Start of The input
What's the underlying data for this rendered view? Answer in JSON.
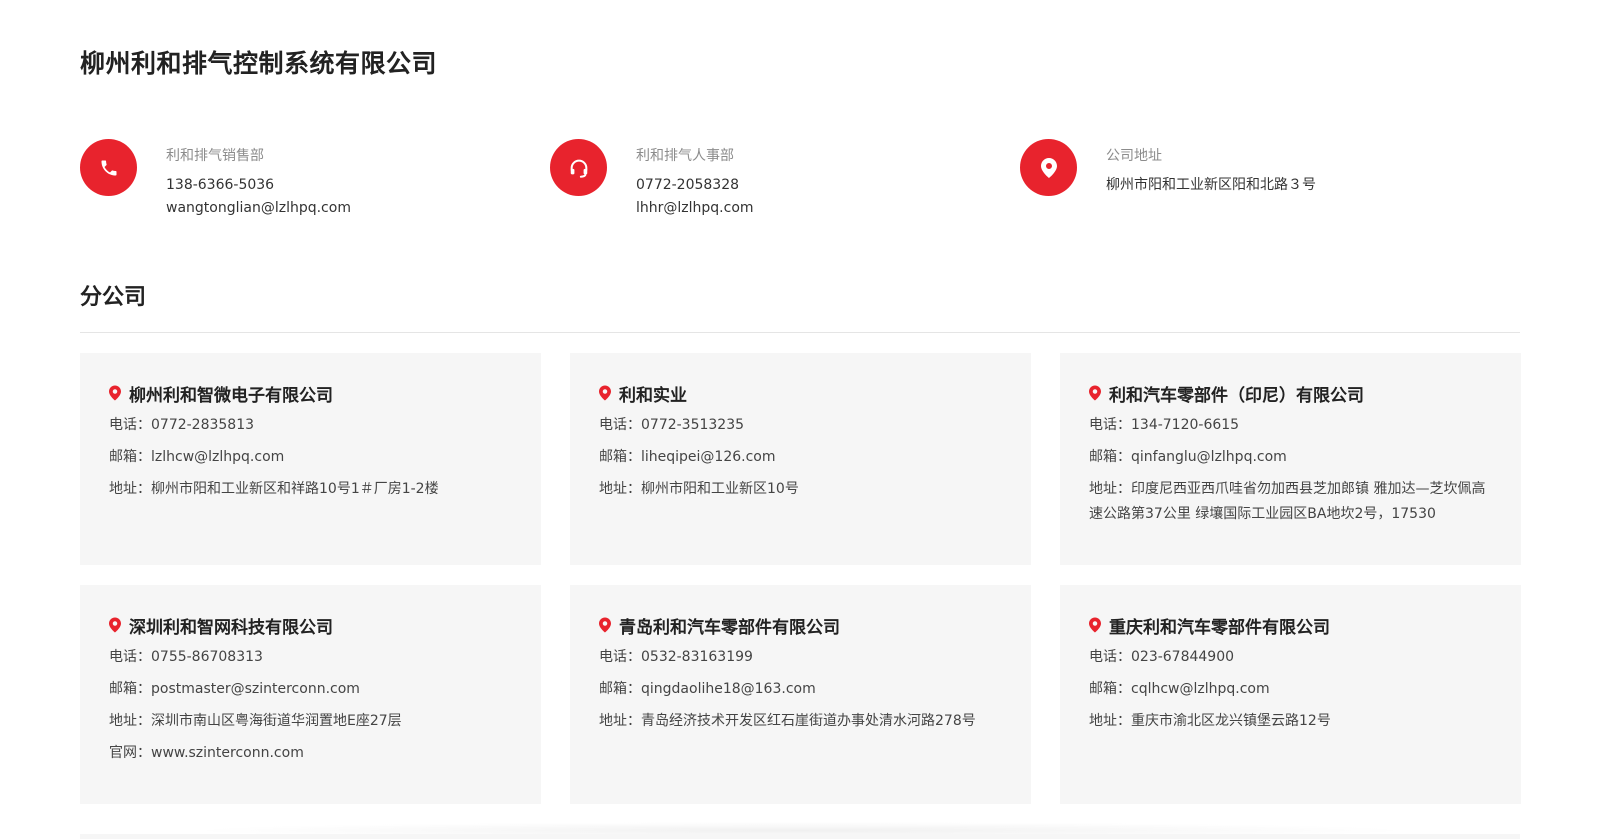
{
  "company": {
    "title": "柳州利和排气控制系统有限公司"
  },
  "contacts": [
    {
      "icon": "phone-icon",
      "label": "利和排气销售部",
      "lines": [
        "138-6366-5036",
        "wangtonglian@lzlhpq.com"
      ]
    },
    {
      "icon": "headset-icon",
      "label": "利和排气人事部",
      "lines": [
        "0772-2058328",
        "lhhr@lzlhpq.com"
      ]
    },
    {
      "icon": "location-pin-icon",
      "label": "公司地址",
      "lines": [
        "柳州市阳和工业新区阳和北路３号"
      ]
    }
  ],
  "branches_section": {
    "title": "分公司"
  },
  "branches": [
    {
      "name": "柳州利和智微电子有限公司",
      "lines": [
        "电话：0772-2835813",
        "邮箱：lzlhcw@lzlhpq.com",
        "地址：柳州市阳和工业新区和祥路10号1＃厂房1-2楼"
      ]
    },
    {
      "name": "利和实业",
      "lines": [
        "电话：0772-3513235",
        "邮箱：liheqipei@126.com",
        "地址：柳州市阳和工业新区10号"
      ]
    },
    {
      "name": "利和汽车零部件（印尼）有限公司",
      "lines": [
        "电话：134-7120-6615",
        "邮箱：qinfanglu@lzlhpq.com",
        "地址：印度尼西亚西爪哇省勿加西县芝加郎镇 雅加达—芝坎佩高速公路第37公里 绿壤国际工业园区BA地坎2号，17530"
      ]
    },
    {
      "name": "深圳利和智网科技有限公司",
      "lines": [
        "电话：0755-86708313",
        "邮箱：postmaster@szinterconn.com",
        "地址：深圳市南山区粤海街道华润置地E座27层",
        "官网：www.szinterconn.com"
      ]
    },
    {
      "name": "青岛利和汽车零部件有限公司",
      "lines": [
        "电话：0532-83163199",
        "邮箱：qingdaolihe18@163.com",
        "地址：青岛经济技术开发区红石崖街道办事处清水河路278号"
      ]
    },
    {
      "name": "重庆利和汽车零部件有限公司",
      "lines": [
        "电话：023-67844900",
        "邮箱：cqlhcw@lzlhpq.com",
        "地址：重庆市渝北区龙兴镇堡云路12号"
      ]
    }
  ],
  "colors": {
    "accent": "#e8232d",
    "card_background": "#f6f6f6",
    "label_gray": "#8c8c8c"
  }
}
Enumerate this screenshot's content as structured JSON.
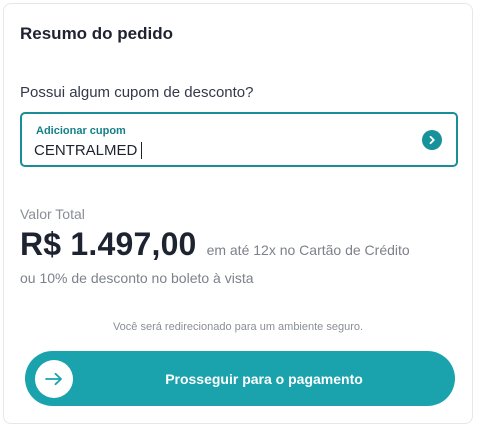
{
  "summary": {
    "title": "Resumo do pedido"
  },
  "coupon": {
    "question": "Possui algum cupom de desconto?",
    "label": "Adicionar cupom",
    "value": "CENTRALMED",
    "apply_icon": "chevron-right-icon"
  },
  "total": {
    "label": "Valor Total",
    "value": "R$ 1.497,00",
    "installments": "em até 12x no Cartão de Crédito",
    "boleto": "ou 10% de desconto no boleto à vista"
  },
  "secure_note": "Você será redirecionado para um ambiente seguro.",
  "proceed": {
    "label": "Prosseguir para o pagamento",
    "icon": "arrow-right-icon"
  },
  "colors": {
    "accent": "#1aa3ad",
    "border_active": "#1a8d96",
    "label_teal": "#14808a"
  }
}
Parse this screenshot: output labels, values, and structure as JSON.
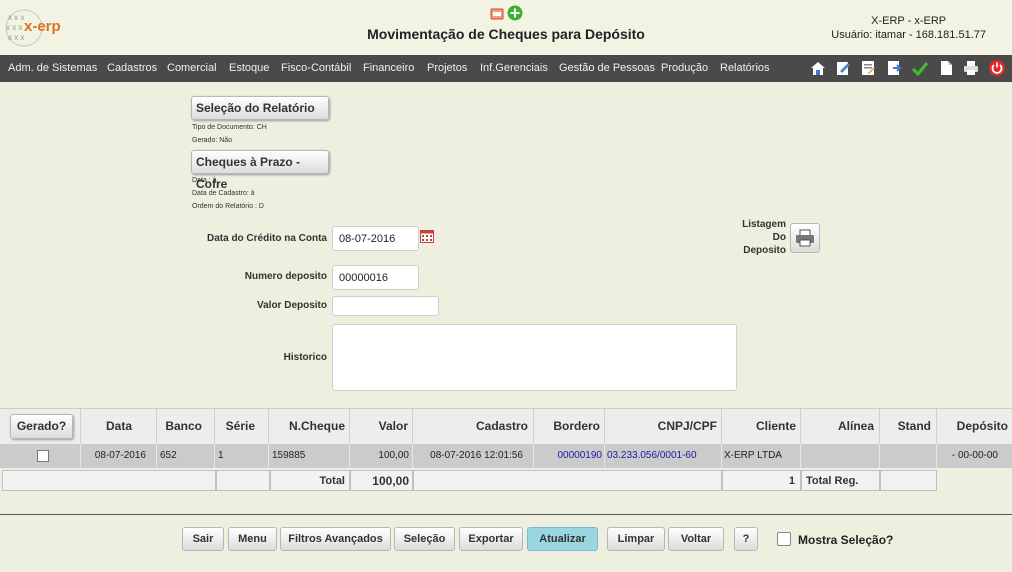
{
  "header": {
    "logo_text": "x-erp",
    "title": "Movimentação de Cheques para Depósito",
    "user_line1": "X-ERP - x-ERP",
    "user_line2": "Usuário: itamar - 168.181.51.77"
  },
  "menu": {
    "items": [
      "Adm. de Sistemas",
      "Cadastros",
      "Comercial",
      "Estoque",
      "Fisco-Contábil",
      "Financeiro",
      "Projetos",
      "Inf.Gerenciais",
      "Gestão de Pessoas",
      "Produção",
      "Relatórios"
    ]
  },
  "report": {
    "selection_button": "Seleção do Relatório",
    "tipo_documento": "Tipo de Documento: CH",
    "gerado": "Gerado: Não",
    "cheques_button": "Cheques à Prazo - Cofre",
    "data": "Data :  à",
    "data_cadastro": "Data de Cadastro:  à",
    "ordem": "Ordem do Relatório : D"
  },
  "form": {
    "data_credito_label": "Data do Crédito na Conta",
    "data_credito_value": "08-07-2016",
    "numero_deposito_label": "Numero deposito",
    "numero_deposito_value": "00000016",
    "valor_deposito_label": "Valor Deposito",
    "valor_deposito_value": "",
    "historico_label": "Historico",
    "historico_value": "",
    "listagem_label_1": "Listagem",
    "listagem_label_2": "Do",
    "listagem_label_3": "Deposito"
  },
  "table": {
    "gerado_button": "Gerado?",
    "headers": {
      "data": "Data",
      "banco": "Banco",
      "serie": "Série",
      "ncheque": "N.Cheque",
      "valor": "Valor",
      "cadastro": "Cadastro",
      "bordero": "Bordero",
      "cnpj": "CNPJ/CPF",
      "cliente": "Cliente",
      "alinea": "Alínea",
      "stand": "Stand",
      "deposito": "Depósito"
    },
    "row": {
      "data": "08-07-2016",
      "banco": "652",
      "serie": "1",
      "ncheque": "159885",
      "valor": "100,00",
      "cadastro": "08-07-2016 12:01:56",
      "bordero": "00000190",
      "cnpj": "03.233.056/0001-60",
      "cliente": "X-ERP LTDA",
      "alinea": "",
      "stand": "",
      "deposito": "- 00-00-00"
    },
    "footer": {
      "total_label": "Total",
      "total_value": "100,00",
      "count": "1",
      "total_reg_label": "Total Reg."
    }
  },
  "buttons": {
    "sair": "Sair",
    "menu": "Menu",
    "filtros": "Filtros Avançados",
    "selecao": "Seleção",
    "exportar": "Exportar",
    "atualizar": "Atualizar",
    "limpar": "Limpar",
    "voltar": "Voltar",
    "help": "?",
    "mostra_selecao": "Mostra Seleção?"
  },
  "colors": {
    "background": "#efefdf",
    "menubar": "#4a4a4a",
    "link_blue": "#1a1aa8",
    "atualizar_bg": "#9ad6e0",
    "logo_orange": "#e07020"
  }
}
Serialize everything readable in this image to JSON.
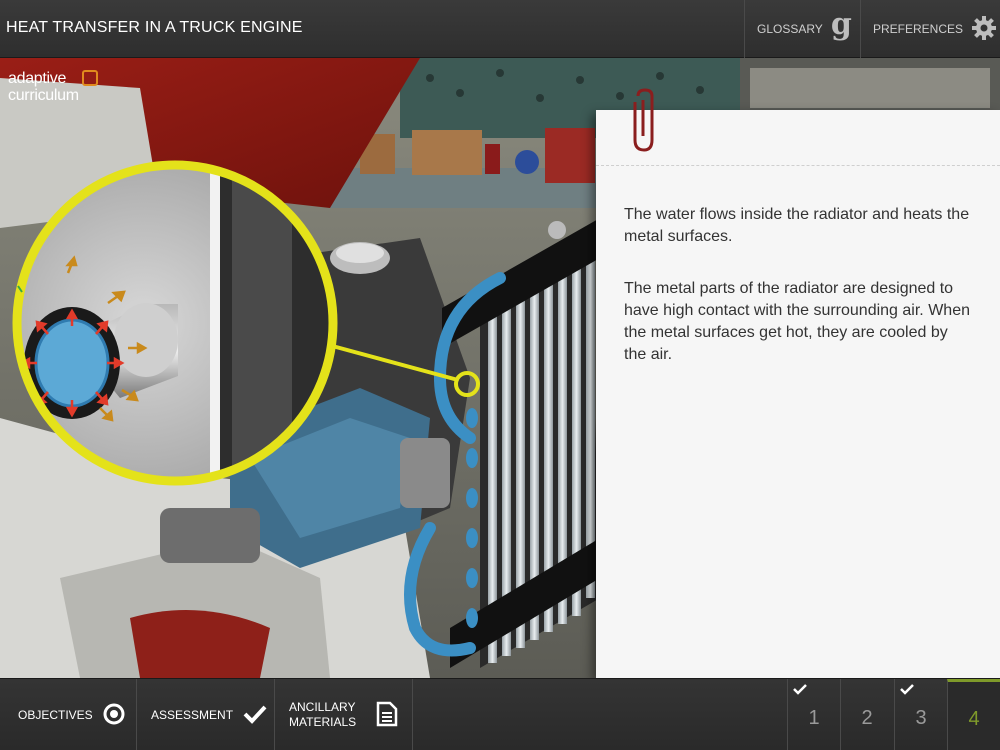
{
  "header": {
    "title": "HEAT TRANSFER IN A TRUCK ENGINE",
    "glossary_label": "GLOSSARY",
    "glossary_icon": "g",
    "preferences_label": "PREFERENCES"
  },
  "logo": {
    "line1": "adaptive",
    "line2": "curriculum"
  },
  "note": {
    "paragraph1": "The water flows inside the radiator and heats the metal surfaces.",
    "paragraph2": "The metal parts of the radiator are designed to have high contact with the surrounding air. When the metal surfaces get hot, they are cooled by the air."
  },
  "footer": {
    "objectives_label": "OBJECTIVES",
    "assessment_label": "ASSESSMENT",
    "ancillary_label": "ANCILLARY MATERIALS",
    "pages": [
      {
        "label": "1",
        "checked": true,
        "current": false
      },
      {
        "label": "2",
        "checked": false,
        "current": false
      },
      {
        "label": "3",
        "checked": true,
        "current": false
      },
      {
        "label": "4",
        "checked": false,
        "current": true
      }
    ]
  },
  "colors": {
    "accent": "#7f9a2a",
    "highlight_ring": "#e4e21a",
    "pipe_blue": "#3b8fc4",
    "engine_blue": "#3f6e8c"
  }
}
End of The input
## [What is needed]
Check the data for the word "name" and pull out the lines that have it.

## [Worked solution]
      "name": "柳州利和智微电子有限公司",
      "name": "利和实业",
      "name": "利和汽车零部件（印尼）有限公司",
      "name": "深圳利和智网科技有限公司",
      "name": "青岛利和汽车零部件有限公司",
      "name": "重庆利和汽车零部件有限公司",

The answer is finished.